Given records start
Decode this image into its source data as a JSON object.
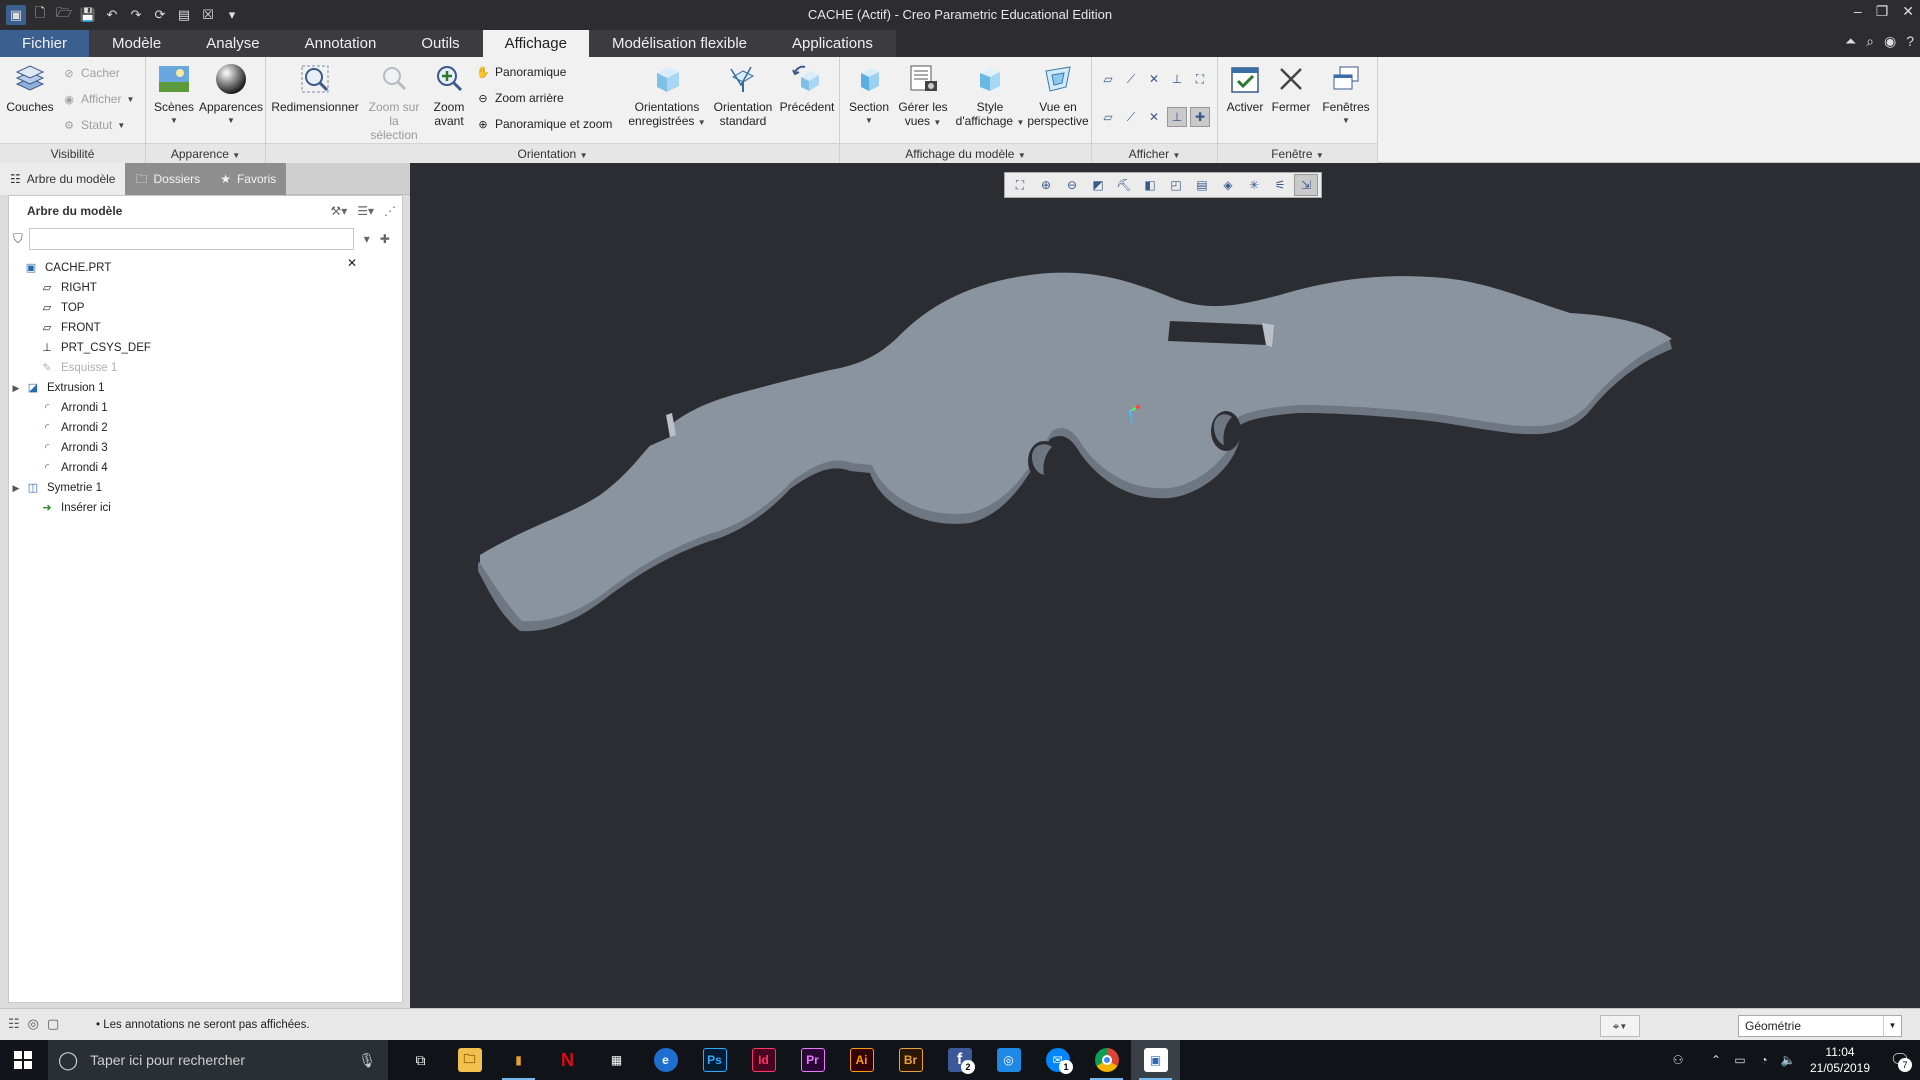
{
  "window": {
    "title": "CACHE (Actif) - Creo Parametric Educational Edition"
  },
  "tabs": [
    {
      "label": "Fichier"
    },
    {
      "label": "Modèle"
    },
    {
      "label": "Analyse"
    },
    {
      "label": "Annotation"
    },
    {
      "label": "Outils"
    },
    {
      "label": "Affichage"
    },
    {
      "label": "Modélisation flexible"
    },
    {
      "label": "Applications"
    }
  ],
  "ribbon": {
    "visibilite": {
      "label": "Visibilité",
      "couches": "Couches",
      "cacher": "Cacher",
      "afficher": "Afficher",
      "statut": "Statut"
    },
    "apparence": {
      "label": "Apparence",
      "scenes": "Scènes",
      "apparences": "Apparences"
    },
    "orientation": {
      "label": "Orientation",
      "redimensionner": "Redimensionner",
      "zoom_selection_1": "Zoom sur",
      "zoom_selection_2": "la sélection",
      "zoom_avant_1": "Zoom",
      "zoom_avant_2": "avant",
      "panoramique": "Panoramique",
      "zoom_arriere": "Zoom arrière",
      "panoramique_zoom": "Panoramique et zoom",
      "orient_enreg_1": "Orientations",
      "orient_enreg_2": "enregistrées",
      "orient_std_1": "Orientation",
      "orient_std_2": "standard",
      "precedent": "Précédent"
    },
    "affichage_modele": {
      "label": "Affichage du modèle",
      "section": "Section",
      "gerer_1": "Gérer les",
      "gerer_2": "vues",
      "style_1": "Style",
      "style_2": "d'affichage",
      "vue_1": "Vue en",
      "vue_2": "perspective"
    },
    "afficher": {
      "label": "Afficher"
    },
    "fenetre": {
      "label": "Fenêtre",
      "activer": "Activer",
      "fermer": "Fermer",
      "fenetres": "Fenêtres"
    }
  },
  "navigator": {
    "tabs": [
      {
        "label": "Arbre du modèle"
      },
      {
        "label": "Dossiers"
      },
      {
        "label": "Favoris"
      }
    ],
    "header": "Arbre du modèle",
    "search": {
      "value": "",
      "placeholder": ""
    },
    "tree": [
      {
        "label": "CACHE.PRT",
        "icon": "part-icon"
      },
      {
        "label": "RIGHT",
        "icon": "datum-plane-icon"
      },
      {
        "label": "TOP",
        "icon": "datum-plane-icon"
      },
      {
        "label": "FRONT",
        "icon": "datum-plane-icon"
      },
      {
        "label": "PRT_CSYS_DEF",
        "icon": "csys-icon"
      },
      {
        "label": "Esquisse 1",
        "icon": "sketch-icon"
      },
      {
        "label": "Extrusion 1",
        "icon": "extrude-icon"
      },
      {
        "label": "Arrondi 1",
        "icon": "round-icon"
      },
      {
        "label": "Arrondi 2",
        "icon": "round-icon"
      },
      {
        "label": "Arrondi 3",
        "icon": "round-icon"
      },
      {
        "label": "Arrondi 4",
        "icon": "round-icon"
      },
      {
        "label": "Symetrie 1",
        "icon": "mirror-icon"
      },
      {
        "label": "Insérer ici",
        "icon": "insert-arrow-icon"
      }
    ]
  },
  "status": {
    "message": "• Les annotations ne seront pas affichées.",
    "selection_filter": "Géométrie"
  },
  "taskbar": {
    "search_placeholder": "Taper ici pour rechercher",
    "time": "11:04",
    "date": "21/05/2019",
    "badges": {
      "facebook": "2",
      "messenger": "1",
      "notifications": "7"
    },
    "apps": {
      "ps": "Ps",
      "id": "Id",
      "pr": "Pr",
      "ai": "Ai",
      "br": "Br",
      "fb": "f"
    }
  },
  "colors": {
    "viewport_bg": "#2c2c33",
    "model_fill": "#8a949f",
    "model_side": "#6e7681",
    "ribbon_bg": "#f1f1f1"
  }
}
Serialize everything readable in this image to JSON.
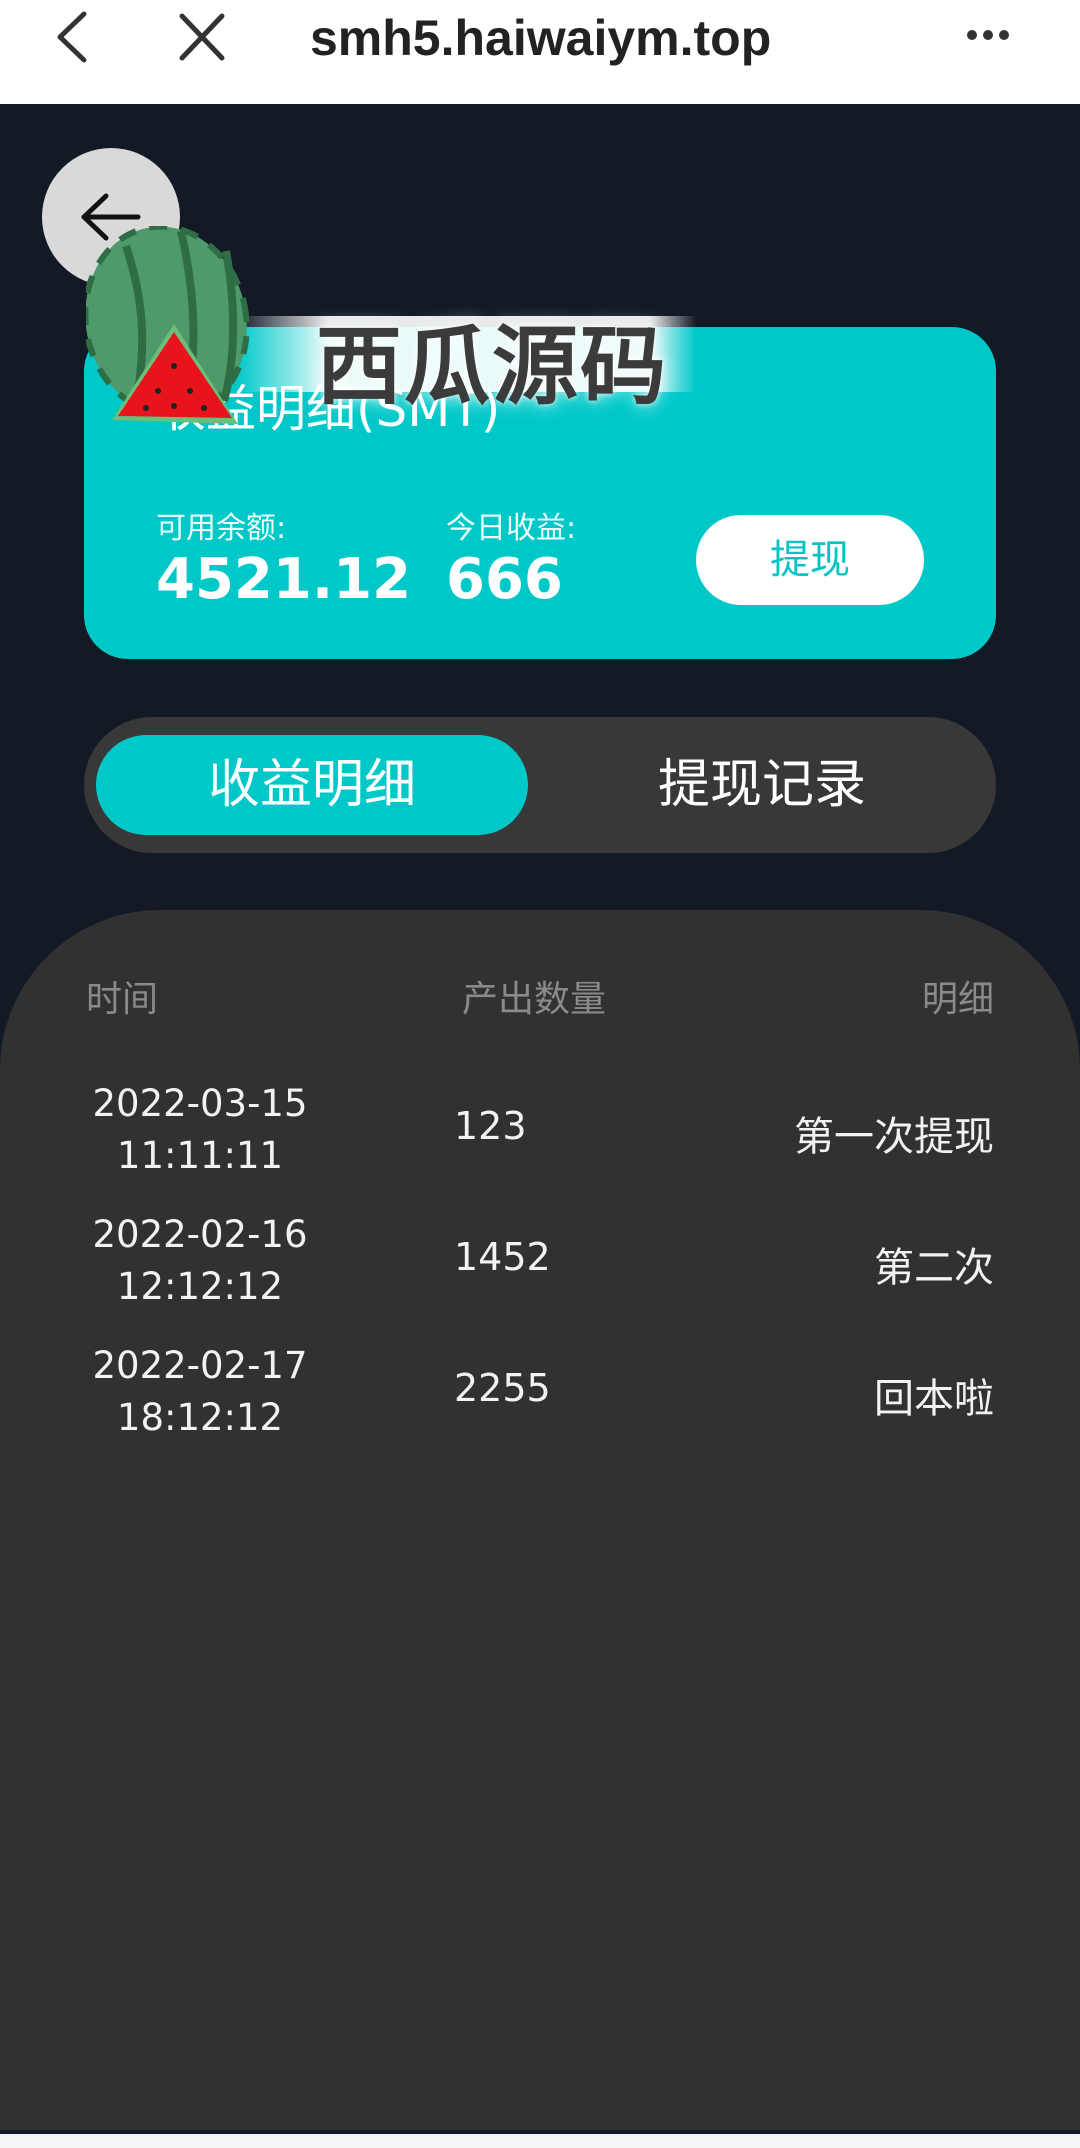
{
  "browser": {
    "url": "smh5.haiwaiym.top",
    "back_icon": "chevron-left-icon",
    "close_icon": "close-icon",
    "more_icon": "more-dots-icon"
  },
  "page": {
    "back_icon": "arrow-left-icon"
  },
  "card": {
    "title": "收益明细(SMT)",
    "available_label": "可用余额:",
    "available_value": "4521.12",
    "today_label": "今日收益:",
    "today_value": "666",
    "withdraw_label": "提现"
  },
  "watermark": {
    "text": "西瓜源码"
  },
  "tabs": [
    {
      "label": "收益明细",
      "active": true
    },
    {
      "label": "提现记录",
      "active": false
    }
  ],
  "table": {
    "headers": [
      "时间",
      "产出数量",
      "明细"
    ],
    "rows": [
      {
        "date": "2022-03-15",
        "time": "11:11:11",
        "amount": "123",
        "detail": "第一次提现"
      },
      {
        "date": "2022-02-16",
        "time": "12:12:12",
        "amount": "1452",
        "detail": "第二次"
      },
      {
        "date": "2022-02-17",
        "time": "18:12:12",
        "amount": "2255",
        "detail": "回本啦"
      }
    ]
  },
  "colors": {
    "accent": "#00c8c9",
    "background": "#131a26",
    "panel": "#313131",
    "tab_track": "#383838"
  }
}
Given records end
Task directions:
Extract every line containing the string "title" from the material.

Answer to the problem:
    "title": "CACHE (Actif) - Creo Parametric Educational Edition"
    "title": "收益明细(SMT)",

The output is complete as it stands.